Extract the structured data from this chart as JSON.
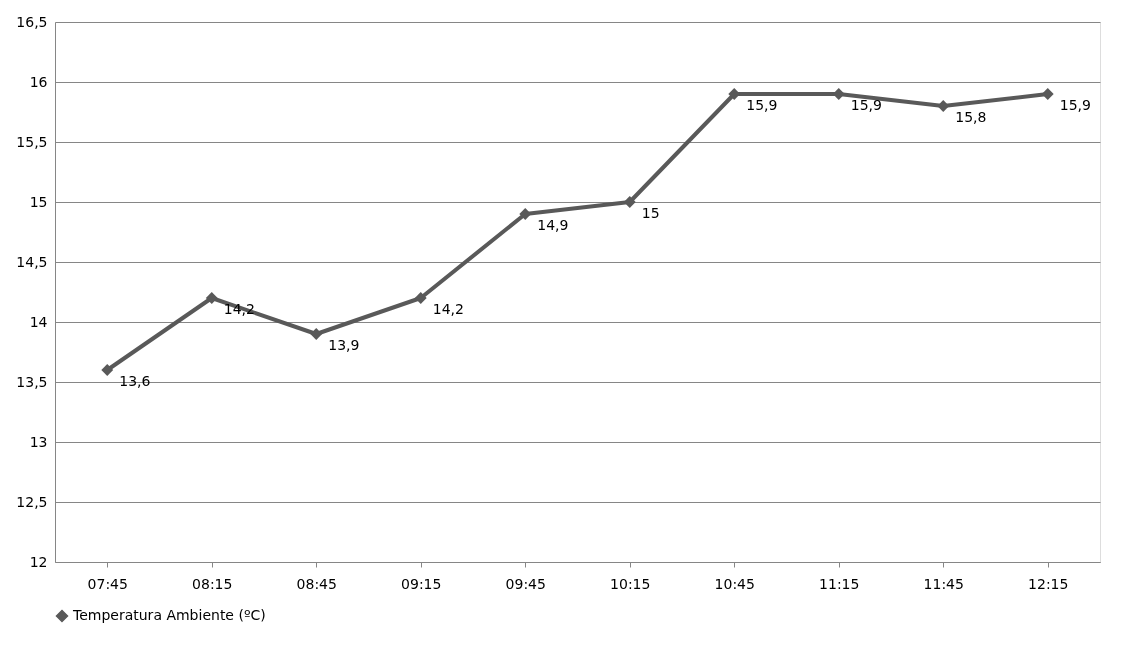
{
  "chart_data": {
    "type": "line",
    "categories": [
      "07:45",
      "08:15",
      "08:45",
      "09:15",
      "09:45",
      "10:15",
      "10:45",
      "11:15",
      "11:45",
      "12:15"
    ],
    "series": [
      {
        "name": "Temperatura Ambiente (ºC)",
        "color": "#595959",
        "values": [
          13.6,
          14.2,
          13.9,
          14.2,
          14.9,
          15.0,
          15.9,
          15.9,
          15.8,
          15.9
        ],
        "value_labels": [
          "13,6",
          "14,2",
          "13,9",
          "14,2",
          "14,9",
          "15",
          "15,9",
          "15,9",
          "15,8",
          "15,9"
        ]
      }
    ],
    "ylim": [
      12,
      16.5
    ],
    "yticks": [
      12,
      {
        "value": 12.5,
        "label": "12,5"
      },
      13,
      {
        "value": 13.5,
        "label": "13,5"
      },
      14,
      {
        "value": 14.5,
        "label": "14,5"
      },
      15,
      {
        "value": 15.5,
        "label": "15,5"
      },
      16,
      {
        "value": 16.5,
        "label": "16,5"
      }
    ],
    "grid": "y",
    "legend": "bottom",
    "marker": "diamond",
    "line_style": "solid"
  }
}
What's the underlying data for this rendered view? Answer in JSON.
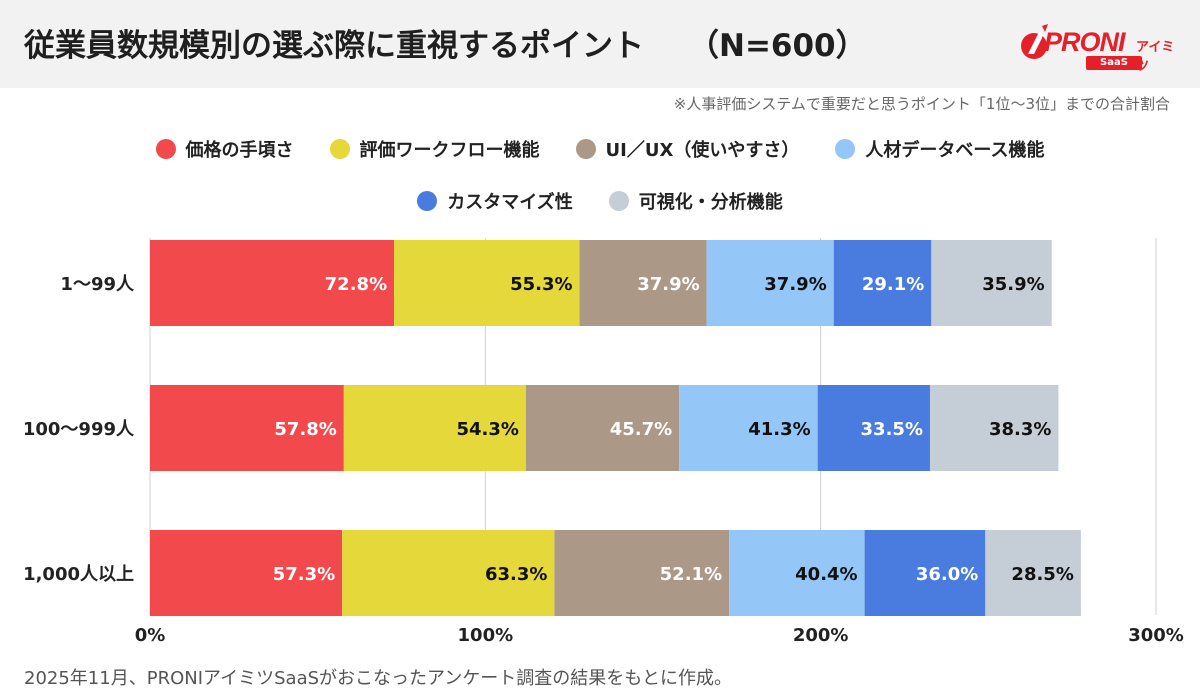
{
  "header": {
    "title": "従業員数規模別の選ぶ際に重視するポイント",
    "n_label": "（N=600）"
  },
  "logo": {
    "brand": "PRONI",
    "sub": "アイミツ",
    "badge": "SaaS"
  },
  "note": "※人事評価システムで重要だと思うポイント「1位〜3位」までの合計割合",
  "footer": "2025年11月、PRONIアイミツSaaSがおこなったアンケート調査の結果をもとに作成。",
  "colors": {
    "price": "#f24a4c",
    "workflow": "#e4d83a",
    "uiux": "#ab9887",
    "talent": "#94c6f8",
    "custom": "#4a7bde",
    "visual": "#c5cdd6"
  },
  "chart_data": {
    "type": "bar",
    "orientation": "horizontal",
    "stacked": true,
    "categories": [
      "1〜99人",
      "100〜999人",
      "1,000人以上"
    ],
    "series": [
      {
        "name": "価格の手頃さ",
        "color": "#f24a4c",
        "label_color": "#ffffff",
        "values": [
          72.8,
          57.8,
          57.3
        ]
      },
      {
        "name": "評価ワークフロー機能",
        "color": "#e4d83a",
        "label_color": "#111111",
        "values": [
          55.3,
          54.3,
          63.3
        ]
      },
      {
        "name": "UI／UX（使いやすさ）",
        "color": "#ab9887",
        "label_color": "#ffffff",
        "values": [
          37.9,
          45.7,
          52.1
        ]
      },
      {
        "name": "人材データベース機能",
        "color": "#94c6f8",
        "label_color": "#111111",
        "values": [
          37.9,
          41.3,
          40.4
        ]
      },
      {
        "name": "カスタマイズ性",
        "color": "#4a7bde",
        "label_color": "#ffffff",
        "values": [
          29.1,
          33.5,
          36.0
        ]
      },
      {
        "name": "可視化・分析機能",
        "color": "#c5cdd6",
        "label_color": "#111111",
        "values": [
          35.9,
          38.3,
          28.5
        ]
      }
    ],
    "xlim": [
      0,
      300
    ],
    "xticks": [
      0,
      100,
      200,
      300
    ],
    "xtick_labels": [
      "0%",
      "100%",
      "200%",
      "300%"
    ],
    "value_suffix": "%",
    "grid": true,
    "legend_position": "top-center"
  }
}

Problem statement: List every line above that holds the word "name".

Task output:
        "name": "Temperatura Ambiente (ºC)",
        "name": "価格の手頃さ",
        "name": "評価ワークフロー機能",
        "name": "UI／UX（使いやすさ）",
        "name": "人材データベース機能",
        "name": "カスタマイズ性",
        "name": "可視化・分析機能",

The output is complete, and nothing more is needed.